Exercise task - Pick out all lines of the entries that include the word "does" and copy them.

-- start Information provided --

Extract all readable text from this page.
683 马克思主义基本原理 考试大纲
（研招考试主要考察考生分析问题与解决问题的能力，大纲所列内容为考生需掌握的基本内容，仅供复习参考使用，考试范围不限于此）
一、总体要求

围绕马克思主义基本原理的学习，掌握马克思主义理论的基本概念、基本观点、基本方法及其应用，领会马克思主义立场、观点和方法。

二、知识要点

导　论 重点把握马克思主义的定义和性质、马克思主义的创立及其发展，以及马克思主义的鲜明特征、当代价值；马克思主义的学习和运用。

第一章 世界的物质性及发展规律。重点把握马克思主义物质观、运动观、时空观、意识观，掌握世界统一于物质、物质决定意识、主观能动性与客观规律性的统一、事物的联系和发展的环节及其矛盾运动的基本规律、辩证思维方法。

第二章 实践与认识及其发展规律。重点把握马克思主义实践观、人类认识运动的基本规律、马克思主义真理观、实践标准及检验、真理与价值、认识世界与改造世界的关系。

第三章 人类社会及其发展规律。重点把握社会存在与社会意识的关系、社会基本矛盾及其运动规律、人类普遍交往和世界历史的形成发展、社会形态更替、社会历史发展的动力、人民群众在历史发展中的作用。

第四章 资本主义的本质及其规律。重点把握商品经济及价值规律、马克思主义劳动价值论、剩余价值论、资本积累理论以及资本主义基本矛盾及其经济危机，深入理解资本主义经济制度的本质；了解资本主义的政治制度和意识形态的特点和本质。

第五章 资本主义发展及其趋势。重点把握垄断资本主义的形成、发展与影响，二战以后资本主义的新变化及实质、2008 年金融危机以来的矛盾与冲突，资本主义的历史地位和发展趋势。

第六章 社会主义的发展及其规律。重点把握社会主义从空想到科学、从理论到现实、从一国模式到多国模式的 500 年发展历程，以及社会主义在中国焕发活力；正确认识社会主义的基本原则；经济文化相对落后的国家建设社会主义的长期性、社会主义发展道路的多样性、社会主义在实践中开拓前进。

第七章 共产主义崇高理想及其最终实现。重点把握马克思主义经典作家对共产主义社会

-- end Information provided --
-- start Information provided --

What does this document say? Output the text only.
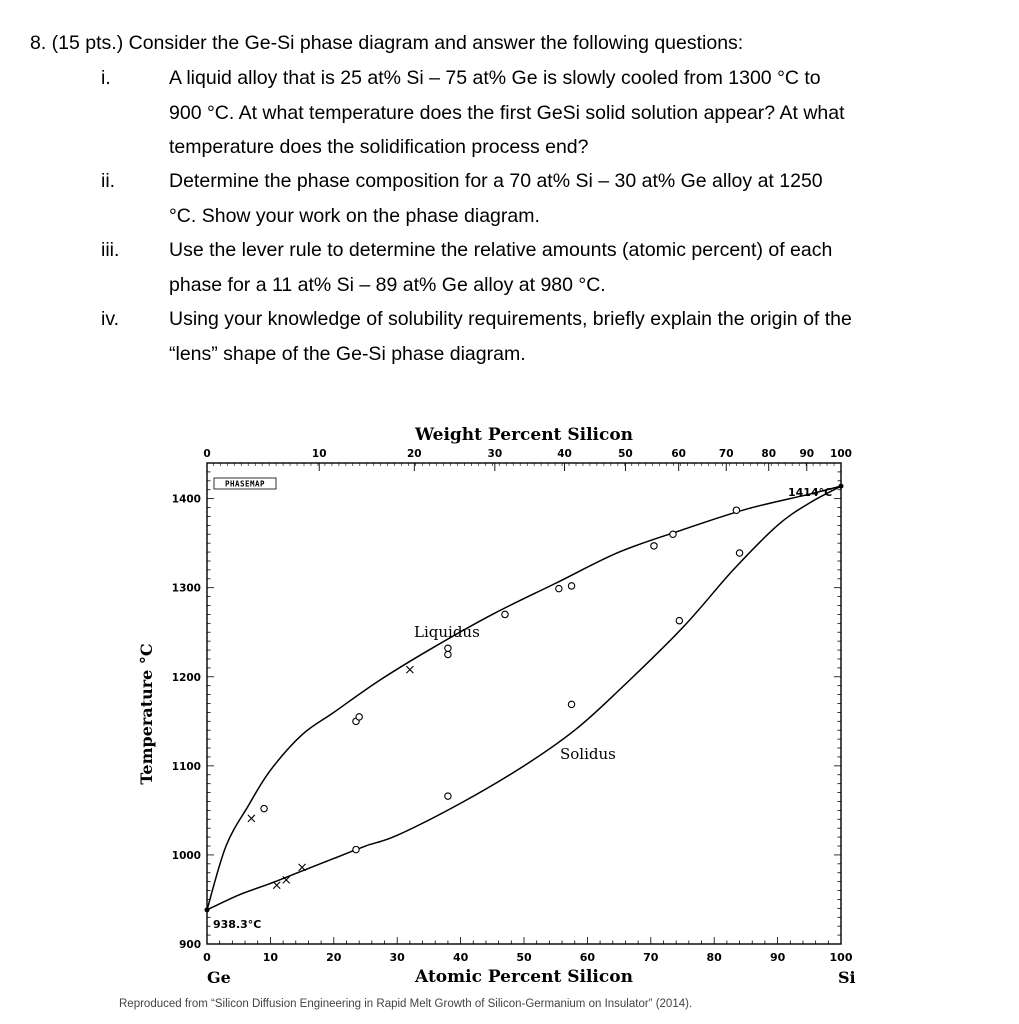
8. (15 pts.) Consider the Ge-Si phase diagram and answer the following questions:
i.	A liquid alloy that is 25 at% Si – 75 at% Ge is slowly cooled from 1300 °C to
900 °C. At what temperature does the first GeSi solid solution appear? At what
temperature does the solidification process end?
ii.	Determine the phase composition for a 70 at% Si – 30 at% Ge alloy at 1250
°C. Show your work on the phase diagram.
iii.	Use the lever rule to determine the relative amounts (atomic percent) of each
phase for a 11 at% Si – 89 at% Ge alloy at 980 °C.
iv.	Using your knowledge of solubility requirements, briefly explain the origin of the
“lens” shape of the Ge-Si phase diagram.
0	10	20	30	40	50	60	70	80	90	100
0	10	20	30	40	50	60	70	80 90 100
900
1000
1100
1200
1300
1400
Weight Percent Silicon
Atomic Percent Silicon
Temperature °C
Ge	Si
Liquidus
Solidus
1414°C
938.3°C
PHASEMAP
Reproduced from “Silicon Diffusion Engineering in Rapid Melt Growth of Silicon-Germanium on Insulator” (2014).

-- end Information provided --

Solution -
What does this document say? Output the text only.
900 °C. At what temperature does the first GeSi solid solution appear? At what
temperature does the solidification process end?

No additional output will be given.